## BEGIN Record extracts
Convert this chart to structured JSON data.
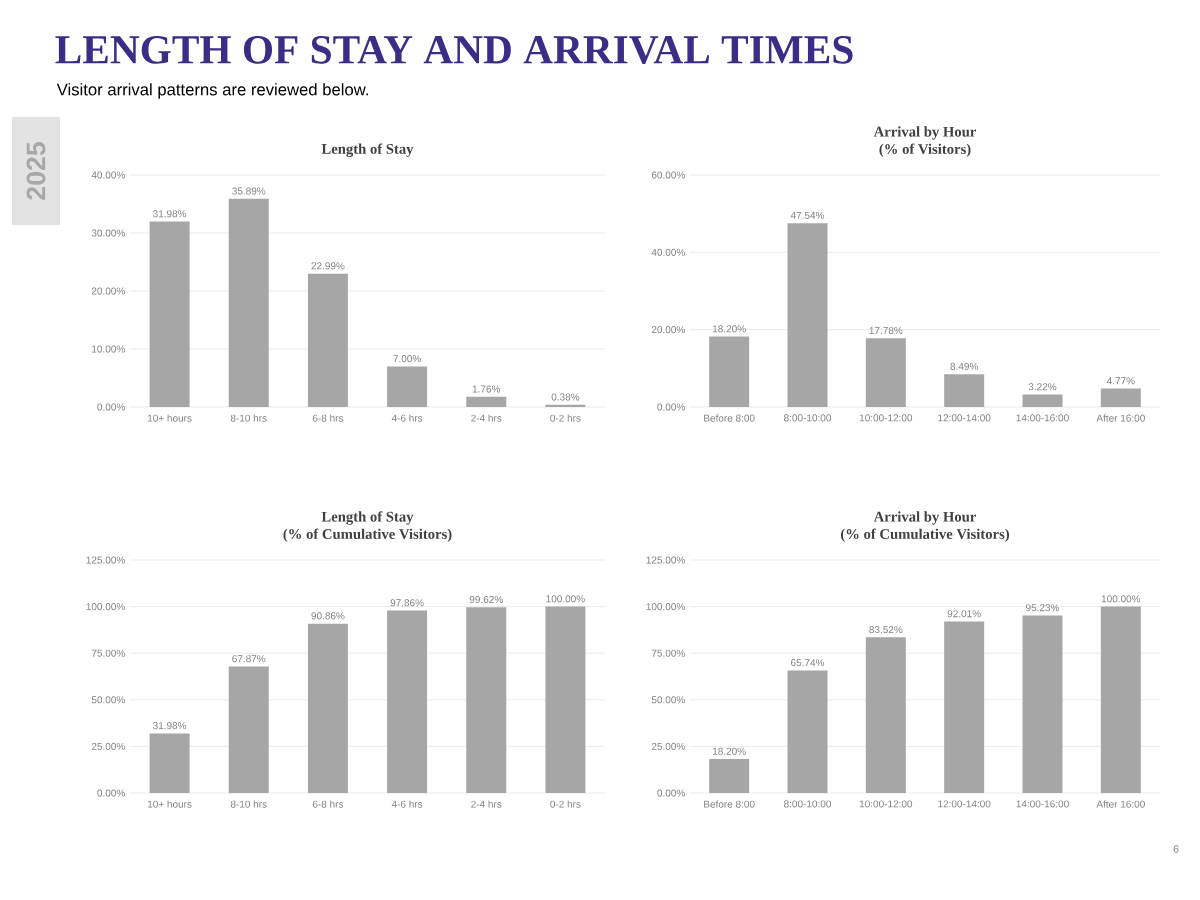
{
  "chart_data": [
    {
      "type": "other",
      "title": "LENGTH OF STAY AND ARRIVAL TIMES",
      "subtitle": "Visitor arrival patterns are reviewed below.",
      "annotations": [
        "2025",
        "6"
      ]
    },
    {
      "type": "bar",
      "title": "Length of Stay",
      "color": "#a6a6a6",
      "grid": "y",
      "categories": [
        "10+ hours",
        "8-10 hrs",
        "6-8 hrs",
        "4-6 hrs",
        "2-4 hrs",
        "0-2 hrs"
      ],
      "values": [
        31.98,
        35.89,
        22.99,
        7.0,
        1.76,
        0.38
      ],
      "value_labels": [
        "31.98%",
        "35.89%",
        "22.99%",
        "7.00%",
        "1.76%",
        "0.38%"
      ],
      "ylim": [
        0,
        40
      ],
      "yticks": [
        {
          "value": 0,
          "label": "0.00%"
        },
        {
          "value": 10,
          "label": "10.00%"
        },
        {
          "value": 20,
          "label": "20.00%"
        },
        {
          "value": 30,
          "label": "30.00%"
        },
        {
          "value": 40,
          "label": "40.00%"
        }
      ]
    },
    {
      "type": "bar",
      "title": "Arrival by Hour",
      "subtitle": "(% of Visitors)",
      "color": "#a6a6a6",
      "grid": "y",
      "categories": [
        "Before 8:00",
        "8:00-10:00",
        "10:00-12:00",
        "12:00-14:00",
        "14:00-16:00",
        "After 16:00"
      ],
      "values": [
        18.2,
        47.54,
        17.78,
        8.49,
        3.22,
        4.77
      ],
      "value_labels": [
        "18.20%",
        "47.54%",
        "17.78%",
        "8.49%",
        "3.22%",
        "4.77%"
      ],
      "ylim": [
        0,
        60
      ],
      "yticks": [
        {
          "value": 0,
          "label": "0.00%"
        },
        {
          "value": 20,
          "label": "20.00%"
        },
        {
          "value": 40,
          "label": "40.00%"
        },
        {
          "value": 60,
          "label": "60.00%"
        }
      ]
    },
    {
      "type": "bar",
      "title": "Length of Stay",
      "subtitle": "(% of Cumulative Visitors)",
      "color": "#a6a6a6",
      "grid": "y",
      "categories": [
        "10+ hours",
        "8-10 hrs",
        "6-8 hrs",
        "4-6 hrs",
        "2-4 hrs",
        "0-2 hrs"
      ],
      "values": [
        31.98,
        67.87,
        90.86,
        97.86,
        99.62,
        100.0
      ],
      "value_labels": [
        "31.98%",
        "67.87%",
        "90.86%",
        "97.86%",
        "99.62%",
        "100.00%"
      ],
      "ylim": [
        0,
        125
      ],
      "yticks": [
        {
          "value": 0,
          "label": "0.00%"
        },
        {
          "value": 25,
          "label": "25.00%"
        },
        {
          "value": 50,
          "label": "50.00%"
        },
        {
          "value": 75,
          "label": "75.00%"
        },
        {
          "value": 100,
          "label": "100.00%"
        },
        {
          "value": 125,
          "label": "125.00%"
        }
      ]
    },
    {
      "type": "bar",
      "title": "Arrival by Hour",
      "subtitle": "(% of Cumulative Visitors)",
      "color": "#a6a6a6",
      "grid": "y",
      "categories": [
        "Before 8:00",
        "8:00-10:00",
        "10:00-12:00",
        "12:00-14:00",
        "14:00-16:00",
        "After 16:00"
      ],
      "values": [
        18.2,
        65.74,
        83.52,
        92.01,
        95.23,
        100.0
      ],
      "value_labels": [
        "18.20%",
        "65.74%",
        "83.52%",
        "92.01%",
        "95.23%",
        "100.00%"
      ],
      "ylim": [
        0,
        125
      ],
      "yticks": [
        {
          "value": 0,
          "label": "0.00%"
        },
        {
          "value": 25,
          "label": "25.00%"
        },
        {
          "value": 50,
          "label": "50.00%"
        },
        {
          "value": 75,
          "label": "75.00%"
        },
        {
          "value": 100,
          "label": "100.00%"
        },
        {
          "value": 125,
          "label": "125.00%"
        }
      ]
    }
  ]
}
## END Record extracts
## BEGIN Record extracts
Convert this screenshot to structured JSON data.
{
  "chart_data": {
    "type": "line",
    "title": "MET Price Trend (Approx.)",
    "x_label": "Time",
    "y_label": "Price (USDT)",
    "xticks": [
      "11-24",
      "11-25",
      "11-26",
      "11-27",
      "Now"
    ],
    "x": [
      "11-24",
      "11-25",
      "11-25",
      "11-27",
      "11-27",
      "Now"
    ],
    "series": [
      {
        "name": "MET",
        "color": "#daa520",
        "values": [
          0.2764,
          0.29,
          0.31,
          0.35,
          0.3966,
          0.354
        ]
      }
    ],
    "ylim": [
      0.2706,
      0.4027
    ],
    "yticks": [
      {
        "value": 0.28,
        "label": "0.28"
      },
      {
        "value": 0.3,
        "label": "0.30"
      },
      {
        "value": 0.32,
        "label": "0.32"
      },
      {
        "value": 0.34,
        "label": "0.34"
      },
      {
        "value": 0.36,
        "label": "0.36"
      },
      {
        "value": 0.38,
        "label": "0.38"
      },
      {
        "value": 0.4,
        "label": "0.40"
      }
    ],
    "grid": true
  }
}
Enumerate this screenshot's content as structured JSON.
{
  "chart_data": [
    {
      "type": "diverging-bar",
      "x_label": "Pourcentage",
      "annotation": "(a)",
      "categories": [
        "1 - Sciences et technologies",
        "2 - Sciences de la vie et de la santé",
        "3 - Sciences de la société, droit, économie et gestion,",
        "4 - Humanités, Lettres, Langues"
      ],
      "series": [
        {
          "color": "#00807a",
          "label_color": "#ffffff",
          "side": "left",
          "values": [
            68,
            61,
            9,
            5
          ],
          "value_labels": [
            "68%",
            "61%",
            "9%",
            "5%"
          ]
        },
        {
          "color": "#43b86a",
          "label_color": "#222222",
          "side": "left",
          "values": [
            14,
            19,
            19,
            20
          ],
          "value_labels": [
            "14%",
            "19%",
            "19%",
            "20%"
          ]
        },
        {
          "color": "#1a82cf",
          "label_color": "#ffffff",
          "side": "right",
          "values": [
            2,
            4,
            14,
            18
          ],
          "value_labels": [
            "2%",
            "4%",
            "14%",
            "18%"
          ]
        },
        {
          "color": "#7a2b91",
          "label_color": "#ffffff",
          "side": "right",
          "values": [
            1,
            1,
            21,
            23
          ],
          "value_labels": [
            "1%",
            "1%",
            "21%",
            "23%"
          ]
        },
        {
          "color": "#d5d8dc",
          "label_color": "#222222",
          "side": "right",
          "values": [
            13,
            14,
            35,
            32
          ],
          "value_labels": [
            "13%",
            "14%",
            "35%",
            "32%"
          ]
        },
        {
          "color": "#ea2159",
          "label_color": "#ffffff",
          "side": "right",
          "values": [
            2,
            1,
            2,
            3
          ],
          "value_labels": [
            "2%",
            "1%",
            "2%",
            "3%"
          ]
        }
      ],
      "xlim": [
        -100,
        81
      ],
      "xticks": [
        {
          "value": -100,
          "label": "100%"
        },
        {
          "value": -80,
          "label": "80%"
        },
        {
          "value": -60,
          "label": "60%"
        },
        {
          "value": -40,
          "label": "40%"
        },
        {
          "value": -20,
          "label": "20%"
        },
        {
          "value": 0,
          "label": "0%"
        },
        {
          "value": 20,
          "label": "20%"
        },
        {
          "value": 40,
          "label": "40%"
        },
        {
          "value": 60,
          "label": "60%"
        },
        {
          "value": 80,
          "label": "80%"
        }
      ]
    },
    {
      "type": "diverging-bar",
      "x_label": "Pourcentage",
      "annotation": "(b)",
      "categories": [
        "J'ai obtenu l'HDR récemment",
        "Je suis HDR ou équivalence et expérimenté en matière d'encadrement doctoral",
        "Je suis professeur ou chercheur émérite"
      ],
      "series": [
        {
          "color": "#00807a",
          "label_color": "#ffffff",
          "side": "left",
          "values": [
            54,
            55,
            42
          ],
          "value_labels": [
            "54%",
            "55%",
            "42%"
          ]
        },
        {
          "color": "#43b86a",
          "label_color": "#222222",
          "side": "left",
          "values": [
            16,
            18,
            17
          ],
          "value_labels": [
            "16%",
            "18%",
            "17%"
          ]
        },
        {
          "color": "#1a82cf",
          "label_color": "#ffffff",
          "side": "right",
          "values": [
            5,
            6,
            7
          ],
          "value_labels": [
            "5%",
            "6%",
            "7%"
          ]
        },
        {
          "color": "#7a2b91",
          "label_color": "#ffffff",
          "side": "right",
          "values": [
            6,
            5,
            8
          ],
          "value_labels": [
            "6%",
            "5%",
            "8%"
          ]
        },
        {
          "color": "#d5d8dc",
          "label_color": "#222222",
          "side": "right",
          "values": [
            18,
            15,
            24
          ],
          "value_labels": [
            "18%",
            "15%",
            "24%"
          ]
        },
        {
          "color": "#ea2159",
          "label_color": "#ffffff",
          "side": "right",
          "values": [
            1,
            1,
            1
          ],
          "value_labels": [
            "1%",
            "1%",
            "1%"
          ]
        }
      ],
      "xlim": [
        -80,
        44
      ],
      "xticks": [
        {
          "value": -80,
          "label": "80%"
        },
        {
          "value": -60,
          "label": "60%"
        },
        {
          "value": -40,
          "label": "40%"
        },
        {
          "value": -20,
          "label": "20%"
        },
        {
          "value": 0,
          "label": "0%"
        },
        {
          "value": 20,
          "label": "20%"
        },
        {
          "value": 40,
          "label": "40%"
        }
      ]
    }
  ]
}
## END Record extracts
## BEGIN Record extracts
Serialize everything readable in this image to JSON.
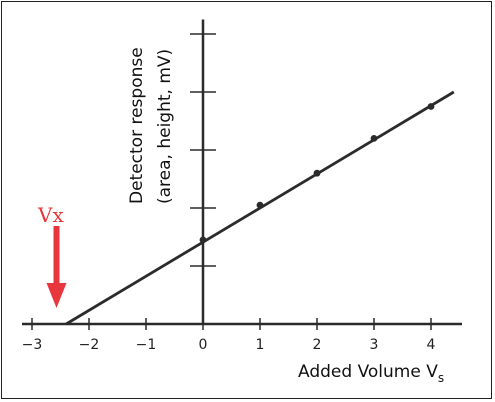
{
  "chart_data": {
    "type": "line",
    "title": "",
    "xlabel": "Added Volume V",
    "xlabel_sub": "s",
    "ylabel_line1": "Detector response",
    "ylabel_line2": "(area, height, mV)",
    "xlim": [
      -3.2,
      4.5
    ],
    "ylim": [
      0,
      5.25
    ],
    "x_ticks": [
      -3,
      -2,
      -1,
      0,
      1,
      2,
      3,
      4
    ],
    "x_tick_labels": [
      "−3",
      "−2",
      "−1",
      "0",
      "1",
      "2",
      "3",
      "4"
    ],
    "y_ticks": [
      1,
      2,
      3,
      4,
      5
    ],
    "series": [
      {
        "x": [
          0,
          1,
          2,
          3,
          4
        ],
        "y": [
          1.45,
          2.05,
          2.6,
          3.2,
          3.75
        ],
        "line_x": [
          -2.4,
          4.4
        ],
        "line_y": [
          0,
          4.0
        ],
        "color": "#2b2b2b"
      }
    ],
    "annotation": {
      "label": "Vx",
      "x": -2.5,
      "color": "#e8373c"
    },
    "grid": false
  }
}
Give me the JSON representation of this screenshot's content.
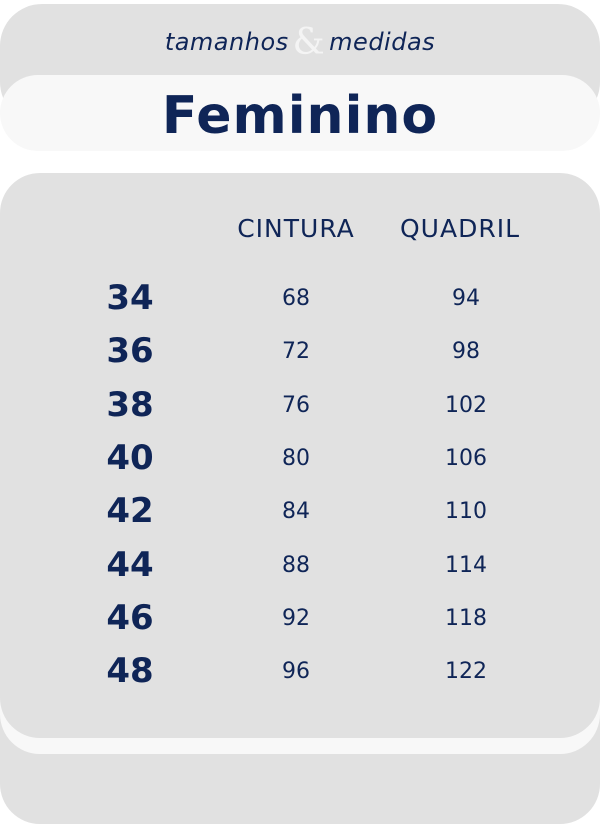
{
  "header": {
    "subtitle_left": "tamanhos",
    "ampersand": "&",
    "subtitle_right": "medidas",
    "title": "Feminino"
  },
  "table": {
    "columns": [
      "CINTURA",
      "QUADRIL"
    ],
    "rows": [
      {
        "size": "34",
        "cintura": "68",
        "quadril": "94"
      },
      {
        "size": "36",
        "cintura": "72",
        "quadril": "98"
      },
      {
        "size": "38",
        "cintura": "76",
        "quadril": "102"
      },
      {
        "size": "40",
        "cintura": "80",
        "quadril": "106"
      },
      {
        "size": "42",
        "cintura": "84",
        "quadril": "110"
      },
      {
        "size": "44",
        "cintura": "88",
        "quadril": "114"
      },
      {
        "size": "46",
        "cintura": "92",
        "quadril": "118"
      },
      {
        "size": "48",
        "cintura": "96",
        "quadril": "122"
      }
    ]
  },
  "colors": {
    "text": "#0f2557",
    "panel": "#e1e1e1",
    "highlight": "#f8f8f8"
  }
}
## END Record extracts
Report how many lines of the data hold the string "size"; give only the number.

**The answer:** 8